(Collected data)

** Begin **

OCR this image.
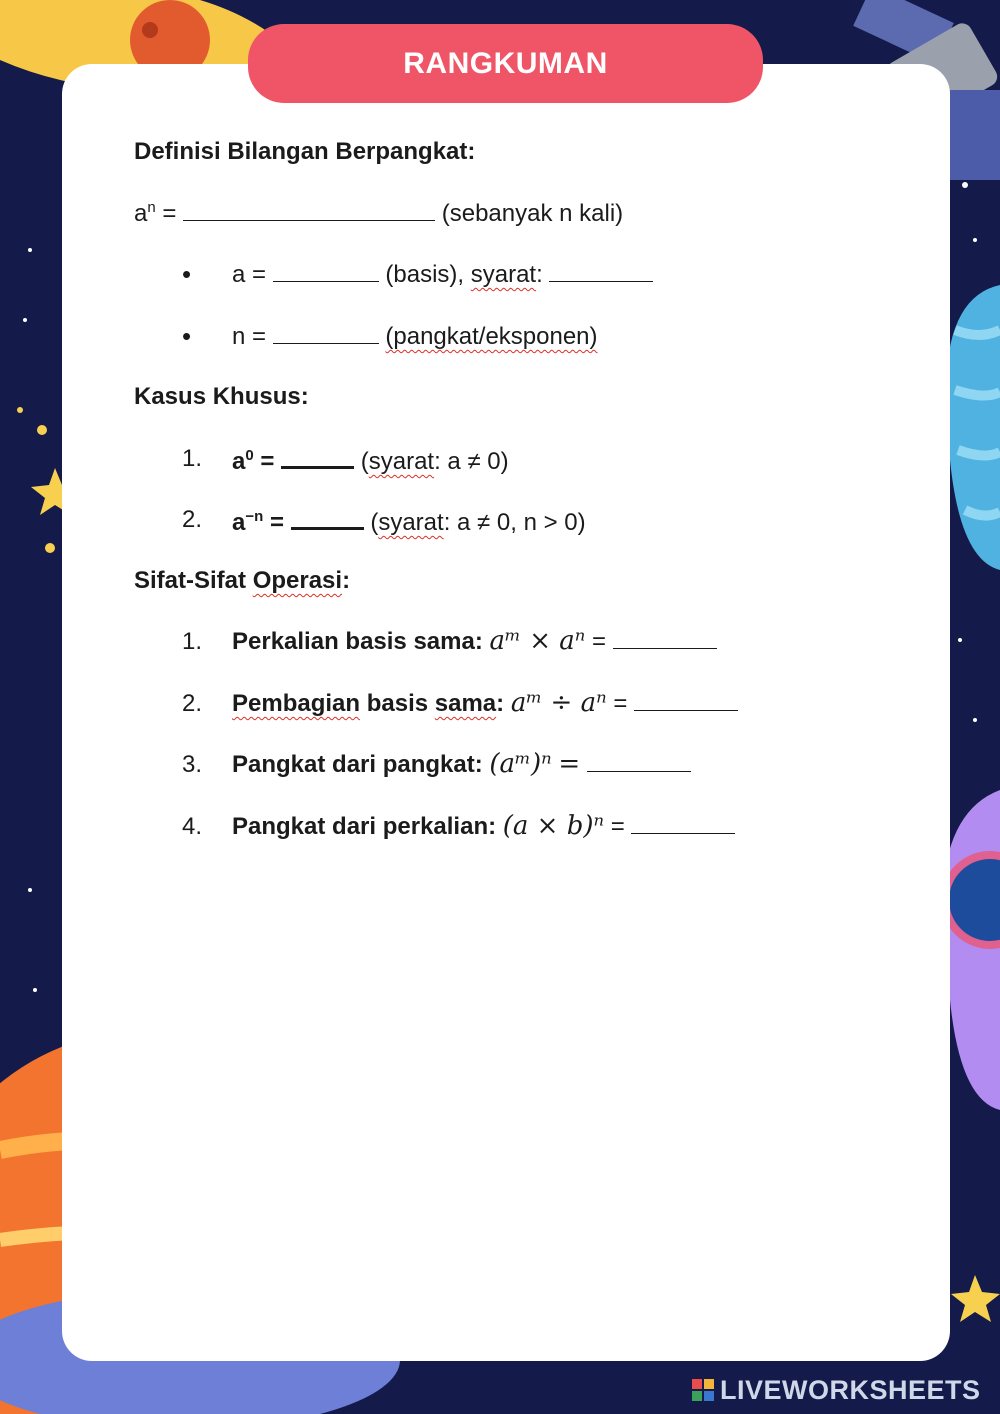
RANGKUMAN
Definisi Bilangan Berpangkat:
$a^n$ =	(sebanyak n kali)
• a =	(basis), syarat:
• n =	(pangkat/eksponen)
Kasus Khusus:
1. $a^0$ =	(syarat: a ≠ 0)
2. $a^{-n}$ =	(syarat: a ≠ 0, n > 0)
Sifat-Sifat Operasi:
1. Perkalian basis sama: aᵐ × aⁿ =
2. Pembagian basis sama: aᵐ ÷ aⁿ =
3. Pangkat dari pangkat: (aᵐ)ⁿ =
4. Pangkat dari perkalian: (a × b)ⁿ =
LIVEWORKSHEETS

** End **

**TO BE DONE:** Set down the lines of the records above exactly, apart from the pictures.

**ANSWER TO THE TASK:**
OCR this image.
RANGKUMAN
Definisi Bilangan Berpangkat:
$a^n$ =	(sebanyak n kali)
• a =	(basis), syarat:
• n =	(pangkat/eksponen)
Kasus Khusus:
1. $a^0$ =	(syarat: a ≠ 0)
2. $a^{-n}$ =	(syarat: a ≠ 0, n > 0)
Sifat-Sifat Operasi:
1. Perkalian basis sama: aᵐ × aⁿ =
2. Pembagian basis sama: aᵐ ÷ aⁿ =
3. Pangkat dari pangkat: (aᵐ)ⁿ =
4. Pangkat dari perkalian: (a × b)ⁿ =
LIVEWORKSHEETS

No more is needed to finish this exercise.